• WRITTEN INSTRUCTION 1: Please swap "sidebar-item-label" for "sidebar-entry-label" in the records, in the part that opens with the line containing "click-me-label: Click me! 2 [753,539,829,556]" and closes with the line containing "sidebar-item-display[interactable]: Display [34,111,226,151]". Reproduce only those lines, with everything else left as it is.

• GIVEN TEXT:
** BEGIN **
It’s not foolproof though, because I always seem to find a large enough tree that reveals I must have missed it the year before. I think the main reason for this is buckthorn is not the only growth that still has leaves after the majority of the forest turns brown and barren. There is at least one other bush that confuses my hunt.
The main difference I have found is the relative color of green, as can be seen in the picture I took yesterday while Delilah and I were forging our way off-trail to dispatch every invasive we could find. The batch of leaves on the left are a buckthorn I just cut down that must have been missed the year before. The noticeably lighter green leaves on the right are the primary bush that complicates my identifying the unwelcome buckthorn.
When I look into the trees on my neighbor’s unmanaged land, there is an obvious spread of green growth, but ours holds just a fraction of that, only a few of which are the deep green buckthorn.
With this year’s quick jump to Arctic cold and several doses of early snow, the buckthorn hunting season has been shortened. Luckily, I had already done a first-pass through to address the sprouts of growth that are small enough to easily pull by hand before the ground started to freeze.
** END **
• WRITTEN INSTRUCTION 2: Return the part of the buckthorn passage that opens with the words containing "The main difference" and closes with "the unwelcome buckthorn.", copied without any change.

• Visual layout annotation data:
** BEGIN **
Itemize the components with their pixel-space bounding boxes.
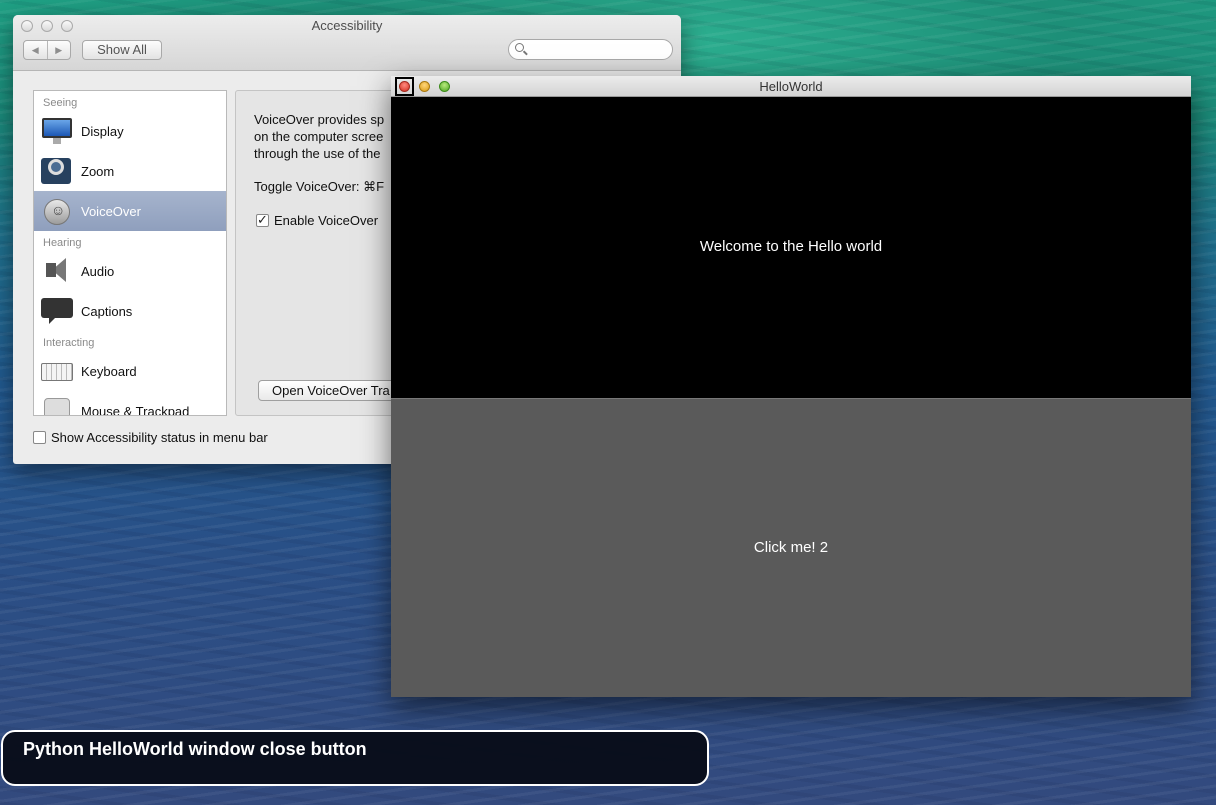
click-me-label: Click me! 2 [753,539,829,556]
sidebar-item-mouse-trackpad[interactable]: Mouse & Trackpad [34,391,226,416]
sidebar-item-keyboard[interactable]: Keyboard [34,351,226,391]
captions-icon [40,296,74,326]
click-me-button[interactable]: Click me! 2 [391,398,1191,697]
voiceover-icon [40,196,74,226]
voiceover-caption-text: Python HelloWorld window close button [23,739,367,759]
back-button[interactable]: ◀ [24,41,48,59]
window-title: Accessibility [311,18,383,33]
sidebar-item-label: VoiceOver [81,203,141,219]
helloworld-window: HelloWorld Welcome to the Hello world Cl… [391,76,1191,697]
show-status-row[interactable]: Show Accessibility status in menu bar [33,430,268,445]
sidebar-item-captions[interactable]: Captions [34,291,226,331]
audio-icon [40,256,74,286]
sidebar-item-label: Audio [81,263,115,279]
sidebar-item-label: Keyboard [81,363,137,379]
enable-voiceover-label: Enable VoiceOver [274,213,379,228]
sidebar-item-zoom[interactable]: Zoom [34,151,226,191]
sidebar-item-label: Display [81,123,124,139]
nav-buttons: ◀ ▶ [23,40,71,60]
sidebar-item-audio[interactable]: Audio [34,251,226,291]
show-all-button[interactable]: Show All [82,40,162,60]
search-field[interactable] [508,39,673,60]
keyboard-icon [40,356,74,386]
sidebar-item-label: Zoom [81,163,115,179]
forward-button[interactable]: ▶ [48,41,71,59]
show-status-checkbox[interactable] [33,431,46,444]
welcome-panel: Welcome to the Hello world [391,97,1191,398]
sidebar-item-display[interactable]: Display [34,111,226,151]
window-title: HelloWorld [759,79,823,94]
display-icon [40,116,74,146]
sidebar-item-label: Mouse & Trackpad [81,403,190,416]
mouse-icon [40,396,74,415]
toggle-voiceover-shortcut: Toggle VoiceOver: ⌘F [254,179,385,194]
section-label-interacting: Interacting [43,337,95,349]
accessibility-titlebar: Accessibility ◀ ▶ Show All [13,15,681,71]
enable-voiceover-checkbox[interactable] [256,212,269,228]
voiceover-caption-panel: Python HelloWorld window close button [1,730,709,786]
sidebar-item-label: Captions [81,303,133,319]
show-status-label: Show Accessibility status in menu bar [51,430,268,445]
category-sidebar: Seeing Display Zoom VoiceOver Hearing Au… [33,90,227,416]
section-label-hearing: Hearing [43,237,82,249]
section-label-seeing: Seeing [43,97,78,109]
helloworld-titlebar: HelloWorld [391,76,1191,97]
search-icon [515,43,524,52]
welcome-label: Welcome to the Hello world [699,238,883,255]
enable-voiceover-row[interactable]: Enable VoiceOver [256,212,379,228]
zoom-icon [40,156,74,186]
sidebar-item-voiceover[interactable]: VoiceOver [34,191,226,231]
** END **
• CORRECT OUTPUT 1:
click-me-label: Click me! 2 [753,539,829,556]
sidebar-item-mouse-trackpad[interactable]: Mouse & Trackpad [34,391,226,416]
sidebar-item-keyboard[interactable]: Keyboard [34,351,226,391]
captions-icon [40,296,74,326]
click-me-button[interactable]: Click me! 2 [391,398,1191,697]
voiceover-icon [40,196,74,226]
voiceover-caption-text: Python HelloWorld window close button [23,739,367,759]
back-button[interactable]: ◀ [24,41,48,59]
window-title: Accessibility [311,18,383,33]
sidebar-entry-label: VoiceOver [81,203,141,219]
helloworld-window: HelloWorld Welcome to the Hello world Cl… [391,76,1191,697]
show-status-row[interactable]: Show Accessibility status in menu bar [33,430,268,445]
sidebar-item-captions[interactable]: Captions [34,291,226,331]
audio-icon [40,256,74,286]
sidebar-entry-label: Audio [81,263,115,279]
sidebar-entry-label: Keyboard [81,363,137,379]
enable-voiceover-label: Enable VoiceOver [274,213,379,228]
sidebar-item-zoom[interactable]: Zoom [34,151,226,191]
sidebar-entry-label: Display [81,123,124,139]
nav-buttons: ◀ ▶ [23,40,71,60]
sidebar-item-audio[interactable]: Audio [34,251,226,291]
show-all-button[interactable]: Show All [82,40,162,60]
search-field[interactable] [508,39,673,60]
keyboard-icon [40,356,74,386]
sidebar-entry-label: Zoom [81,163,115,179]
forward-button[interactable]: ▶ [48,41,71,59]
show-status-checkbox[interactable] [33,431,46,444]
welcome-panel: Welcome to the Hello world [391,97,1191,398]
sidebar-item-display[interactable]: Display [34,111,226,151]

• CORRECT OUTPUT 2:
The main difference I have found is the relative color of green, as can be seen in the picture I took yesterday while Delilah and I were forging our way off-trail to dispatch every invasive we could find. The batch of leaves on the left are a buckthorn I just cut down that must have been missed the year before. The noticeably lighter green leaves on the right are the primary bush that complicates my identifying the unwelcome buckthorn.